▶ **YOUR TASK**:
Return the exact lines spanning from the line with "Extract the structured" through the last line of the entries, boundaries included, and no others.

▶ **STORED RECORDS**:
_ _ _ _
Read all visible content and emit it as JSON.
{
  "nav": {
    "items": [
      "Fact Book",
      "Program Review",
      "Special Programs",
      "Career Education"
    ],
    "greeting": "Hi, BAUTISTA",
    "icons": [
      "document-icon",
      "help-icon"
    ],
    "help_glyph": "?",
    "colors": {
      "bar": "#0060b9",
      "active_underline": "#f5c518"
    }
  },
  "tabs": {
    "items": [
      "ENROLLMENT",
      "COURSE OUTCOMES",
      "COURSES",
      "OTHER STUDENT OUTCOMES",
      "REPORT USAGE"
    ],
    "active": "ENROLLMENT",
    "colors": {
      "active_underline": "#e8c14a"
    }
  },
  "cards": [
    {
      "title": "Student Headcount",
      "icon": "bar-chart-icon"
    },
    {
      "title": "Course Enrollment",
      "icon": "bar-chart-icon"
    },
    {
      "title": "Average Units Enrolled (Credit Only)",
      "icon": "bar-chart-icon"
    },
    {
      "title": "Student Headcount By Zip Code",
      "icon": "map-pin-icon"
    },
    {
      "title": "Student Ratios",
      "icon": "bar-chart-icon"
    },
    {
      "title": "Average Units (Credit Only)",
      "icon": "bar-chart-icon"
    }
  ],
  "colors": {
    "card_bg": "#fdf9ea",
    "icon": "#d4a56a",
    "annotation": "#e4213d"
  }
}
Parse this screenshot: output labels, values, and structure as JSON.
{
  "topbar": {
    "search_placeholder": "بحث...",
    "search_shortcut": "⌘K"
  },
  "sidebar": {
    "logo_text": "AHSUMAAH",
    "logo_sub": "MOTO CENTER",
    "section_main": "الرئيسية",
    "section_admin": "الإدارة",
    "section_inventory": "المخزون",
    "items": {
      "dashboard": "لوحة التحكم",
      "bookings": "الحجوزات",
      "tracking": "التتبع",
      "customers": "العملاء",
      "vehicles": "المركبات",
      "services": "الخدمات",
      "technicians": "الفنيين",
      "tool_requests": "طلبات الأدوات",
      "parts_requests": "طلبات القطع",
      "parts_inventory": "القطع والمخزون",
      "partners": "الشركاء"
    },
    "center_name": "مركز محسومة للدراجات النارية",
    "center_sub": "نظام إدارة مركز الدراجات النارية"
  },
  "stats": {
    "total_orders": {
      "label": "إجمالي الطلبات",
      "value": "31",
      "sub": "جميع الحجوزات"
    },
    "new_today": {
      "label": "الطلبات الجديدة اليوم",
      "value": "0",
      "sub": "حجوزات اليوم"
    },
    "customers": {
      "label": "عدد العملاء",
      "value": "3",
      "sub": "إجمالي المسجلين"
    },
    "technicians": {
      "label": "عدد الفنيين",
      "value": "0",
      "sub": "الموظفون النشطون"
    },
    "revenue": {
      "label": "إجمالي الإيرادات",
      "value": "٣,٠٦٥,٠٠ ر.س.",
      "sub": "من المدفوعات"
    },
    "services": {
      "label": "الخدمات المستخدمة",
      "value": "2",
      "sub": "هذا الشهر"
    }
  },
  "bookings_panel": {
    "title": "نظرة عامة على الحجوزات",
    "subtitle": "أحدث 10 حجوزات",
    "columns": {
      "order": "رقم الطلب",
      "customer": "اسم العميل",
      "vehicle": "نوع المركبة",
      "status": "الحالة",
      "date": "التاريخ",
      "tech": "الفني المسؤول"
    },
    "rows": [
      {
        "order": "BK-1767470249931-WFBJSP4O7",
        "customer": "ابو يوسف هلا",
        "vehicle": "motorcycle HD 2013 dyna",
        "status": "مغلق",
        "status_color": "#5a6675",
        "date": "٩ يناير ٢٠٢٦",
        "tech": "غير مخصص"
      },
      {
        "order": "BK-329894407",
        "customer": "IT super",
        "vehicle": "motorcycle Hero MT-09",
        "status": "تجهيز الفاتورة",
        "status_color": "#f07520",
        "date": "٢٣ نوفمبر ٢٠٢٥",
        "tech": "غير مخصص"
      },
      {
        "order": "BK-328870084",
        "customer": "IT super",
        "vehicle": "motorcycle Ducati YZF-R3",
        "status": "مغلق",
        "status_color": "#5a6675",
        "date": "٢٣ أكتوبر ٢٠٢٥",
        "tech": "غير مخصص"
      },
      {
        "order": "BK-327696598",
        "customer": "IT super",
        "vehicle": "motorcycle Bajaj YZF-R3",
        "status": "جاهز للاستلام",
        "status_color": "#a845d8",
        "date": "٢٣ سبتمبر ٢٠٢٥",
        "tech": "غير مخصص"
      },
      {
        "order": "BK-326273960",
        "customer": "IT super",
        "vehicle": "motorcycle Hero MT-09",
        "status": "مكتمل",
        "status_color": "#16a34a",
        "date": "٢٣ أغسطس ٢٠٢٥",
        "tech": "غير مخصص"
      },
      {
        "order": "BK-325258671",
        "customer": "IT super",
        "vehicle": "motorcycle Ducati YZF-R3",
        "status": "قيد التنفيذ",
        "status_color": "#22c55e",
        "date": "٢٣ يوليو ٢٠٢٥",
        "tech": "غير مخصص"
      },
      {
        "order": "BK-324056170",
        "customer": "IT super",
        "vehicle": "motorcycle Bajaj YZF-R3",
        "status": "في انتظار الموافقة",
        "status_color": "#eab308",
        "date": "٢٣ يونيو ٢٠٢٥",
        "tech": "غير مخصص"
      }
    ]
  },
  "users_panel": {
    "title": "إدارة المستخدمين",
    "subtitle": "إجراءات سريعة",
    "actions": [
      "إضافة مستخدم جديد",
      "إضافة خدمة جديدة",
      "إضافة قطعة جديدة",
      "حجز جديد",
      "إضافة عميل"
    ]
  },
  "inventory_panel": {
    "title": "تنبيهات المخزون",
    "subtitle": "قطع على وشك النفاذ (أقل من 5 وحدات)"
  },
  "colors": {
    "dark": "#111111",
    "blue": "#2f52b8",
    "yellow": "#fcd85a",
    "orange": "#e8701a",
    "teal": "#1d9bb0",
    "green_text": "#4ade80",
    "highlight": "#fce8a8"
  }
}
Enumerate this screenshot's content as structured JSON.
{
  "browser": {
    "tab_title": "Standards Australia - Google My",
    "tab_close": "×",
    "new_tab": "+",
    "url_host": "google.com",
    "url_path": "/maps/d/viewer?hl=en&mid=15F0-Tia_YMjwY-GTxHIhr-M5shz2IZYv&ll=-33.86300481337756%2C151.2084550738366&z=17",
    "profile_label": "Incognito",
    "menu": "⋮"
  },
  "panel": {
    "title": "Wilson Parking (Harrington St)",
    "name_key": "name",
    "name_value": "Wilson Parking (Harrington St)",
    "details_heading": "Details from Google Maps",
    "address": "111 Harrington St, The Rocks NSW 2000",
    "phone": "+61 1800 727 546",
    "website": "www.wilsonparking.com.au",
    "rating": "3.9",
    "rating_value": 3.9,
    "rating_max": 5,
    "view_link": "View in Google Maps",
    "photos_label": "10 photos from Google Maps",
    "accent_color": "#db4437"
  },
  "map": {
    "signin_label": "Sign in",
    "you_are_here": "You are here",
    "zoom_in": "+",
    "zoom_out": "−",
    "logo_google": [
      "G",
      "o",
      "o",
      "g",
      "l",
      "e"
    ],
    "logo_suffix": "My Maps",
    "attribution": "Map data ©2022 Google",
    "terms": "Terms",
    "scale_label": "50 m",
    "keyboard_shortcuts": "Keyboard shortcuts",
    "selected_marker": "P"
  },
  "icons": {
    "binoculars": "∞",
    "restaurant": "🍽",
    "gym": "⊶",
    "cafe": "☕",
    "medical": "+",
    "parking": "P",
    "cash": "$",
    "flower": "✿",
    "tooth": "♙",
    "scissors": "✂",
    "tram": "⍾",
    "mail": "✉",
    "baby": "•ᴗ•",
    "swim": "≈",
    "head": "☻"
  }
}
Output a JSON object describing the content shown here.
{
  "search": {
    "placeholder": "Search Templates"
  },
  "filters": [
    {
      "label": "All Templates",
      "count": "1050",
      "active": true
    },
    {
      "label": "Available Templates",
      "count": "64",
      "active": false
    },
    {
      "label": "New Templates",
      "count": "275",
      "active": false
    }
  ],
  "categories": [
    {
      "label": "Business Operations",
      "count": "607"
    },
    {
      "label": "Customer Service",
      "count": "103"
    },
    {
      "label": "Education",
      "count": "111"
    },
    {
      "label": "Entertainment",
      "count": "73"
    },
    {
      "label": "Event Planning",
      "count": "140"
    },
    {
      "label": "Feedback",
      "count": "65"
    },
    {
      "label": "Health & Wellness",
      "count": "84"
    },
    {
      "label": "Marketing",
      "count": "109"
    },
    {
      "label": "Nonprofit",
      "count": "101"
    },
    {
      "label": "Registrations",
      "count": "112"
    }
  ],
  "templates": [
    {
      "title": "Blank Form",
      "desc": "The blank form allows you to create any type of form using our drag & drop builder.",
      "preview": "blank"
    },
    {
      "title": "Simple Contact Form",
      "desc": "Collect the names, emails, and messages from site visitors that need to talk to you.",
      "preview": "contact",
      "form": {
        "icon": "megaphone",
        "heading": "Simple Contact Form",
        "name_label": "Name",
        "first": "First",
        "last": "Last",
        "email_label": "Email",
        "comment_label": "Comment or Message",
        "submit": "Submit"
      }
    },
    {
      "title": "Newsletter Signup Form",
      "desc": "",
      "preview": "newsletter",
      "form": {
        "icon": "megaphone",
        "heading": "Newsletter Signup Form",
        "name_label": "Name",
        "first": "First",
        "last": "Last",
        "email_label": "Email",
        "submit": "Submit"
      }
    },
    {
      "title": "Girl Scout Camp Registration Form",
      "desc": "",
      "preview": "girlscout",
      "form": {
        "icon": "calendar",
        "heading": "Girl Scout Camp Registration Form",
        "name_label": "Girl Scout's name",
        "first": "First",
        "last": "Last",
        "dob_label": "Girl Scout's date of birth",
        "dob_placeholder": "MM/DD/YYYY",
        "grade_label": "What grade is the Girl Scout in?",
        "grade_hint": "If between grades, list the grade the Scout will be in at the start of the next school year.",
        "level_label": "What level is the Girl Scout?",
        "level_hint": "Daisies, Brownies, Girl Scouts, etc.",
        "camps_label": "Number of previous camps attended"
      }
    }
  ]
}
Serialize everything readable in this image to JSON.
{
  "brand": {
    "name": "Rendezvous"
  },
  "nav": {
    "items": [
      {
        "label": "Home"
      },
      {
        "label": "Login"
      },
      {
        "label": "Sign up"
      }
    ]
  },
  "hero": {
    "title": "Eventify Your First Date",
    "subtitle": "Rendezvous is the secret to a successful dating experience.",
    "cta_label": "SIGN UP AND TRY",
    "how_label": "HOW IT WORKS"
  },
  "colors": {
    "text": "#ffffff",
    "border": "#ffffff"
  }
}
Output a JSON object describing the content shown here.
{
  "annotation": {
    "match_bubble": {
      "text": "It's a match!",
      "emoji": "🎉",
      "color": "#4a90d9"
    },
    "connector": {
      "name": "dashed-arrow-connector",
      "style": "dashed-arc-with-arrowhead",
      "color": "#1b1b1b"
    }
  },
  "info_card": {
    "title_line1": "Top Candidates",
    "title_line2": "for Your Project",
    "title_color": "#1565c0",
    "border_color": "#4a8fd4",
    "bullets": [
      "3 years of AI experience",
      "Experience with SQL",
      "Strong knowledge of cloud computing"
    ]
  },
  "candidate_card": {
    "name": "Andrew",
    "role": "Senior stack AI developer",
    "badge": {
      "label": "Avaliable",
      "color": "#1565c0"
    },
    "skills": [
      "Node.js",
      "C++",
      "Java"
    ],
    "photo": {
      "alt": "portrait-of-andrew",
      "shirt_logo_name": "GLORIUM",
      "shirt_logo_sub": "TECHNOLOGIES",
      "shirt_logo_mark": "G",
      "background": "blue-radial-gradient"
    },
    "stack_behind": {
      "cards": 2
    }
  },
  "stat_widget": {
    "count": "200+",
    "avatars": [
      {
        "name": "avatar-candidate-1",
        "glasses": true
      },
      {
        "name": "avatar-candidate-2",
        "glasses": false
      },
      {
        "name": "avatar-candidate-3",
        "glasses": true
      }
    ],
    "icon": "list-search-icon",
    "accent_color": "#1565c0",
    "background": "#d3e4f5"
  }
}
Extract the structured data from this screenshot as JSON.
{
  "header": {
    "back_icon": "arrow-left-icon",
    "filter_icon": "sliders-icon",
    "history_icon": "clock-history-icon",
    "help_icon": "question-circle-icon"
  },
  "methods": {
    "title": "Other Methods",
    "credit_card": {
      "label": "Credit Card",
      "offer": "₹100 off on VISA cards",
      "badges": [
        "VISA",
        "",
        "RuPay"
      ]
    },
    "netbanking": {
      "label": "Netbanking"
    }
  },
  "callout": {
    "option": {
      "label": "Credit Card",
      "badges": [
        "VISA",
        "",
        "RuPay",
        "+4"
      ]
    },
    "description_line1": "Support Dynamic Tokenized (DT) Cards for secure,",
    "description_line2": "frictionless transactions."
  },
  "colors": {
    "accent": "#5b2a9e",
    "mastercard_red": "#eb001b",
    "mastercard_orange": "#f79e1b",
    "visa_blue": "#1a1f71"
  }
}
_ _ _ _
▶ **TASK ANSWER**:
Extract the structured data from this screenshot as JSON.
{
  "header": {
    "back_icon": "arrow-left-icon",
    "filter_icon": "sliders-icon",
    "history_icon": "clock-history-icon",
    "help_icon": "question-circle-icon"
  },
  "methods": {
    "title": "Other Methods",
    "credit_card": {
      "label": "Credit Card",
      "offer": "₹100 off on VISA cards",
      "badges": [
        "VISA",
        "",
        "RuPay"
      ]
    },
    "netbanking": {
      "label": "Netbanking"
    }
  },
  "callout": {
    "option": {
      "label": "Credit Card",
      "badges": [
        "VISA",
        "",
        "RuPay",
        "+4"
      ]
    },
    "description_line1": "Support Dynamic Tokenized (DT) Cards for secure,",
    "description_line2": "frictionless transactions."
  },
  "colors": {
    "accent": "#5b2a9e",
    "mastercard_red": "#eb001b",
    "mastercard_orange": "#f79e1b",
    "visa_blue": "#1a1f71"
  }
}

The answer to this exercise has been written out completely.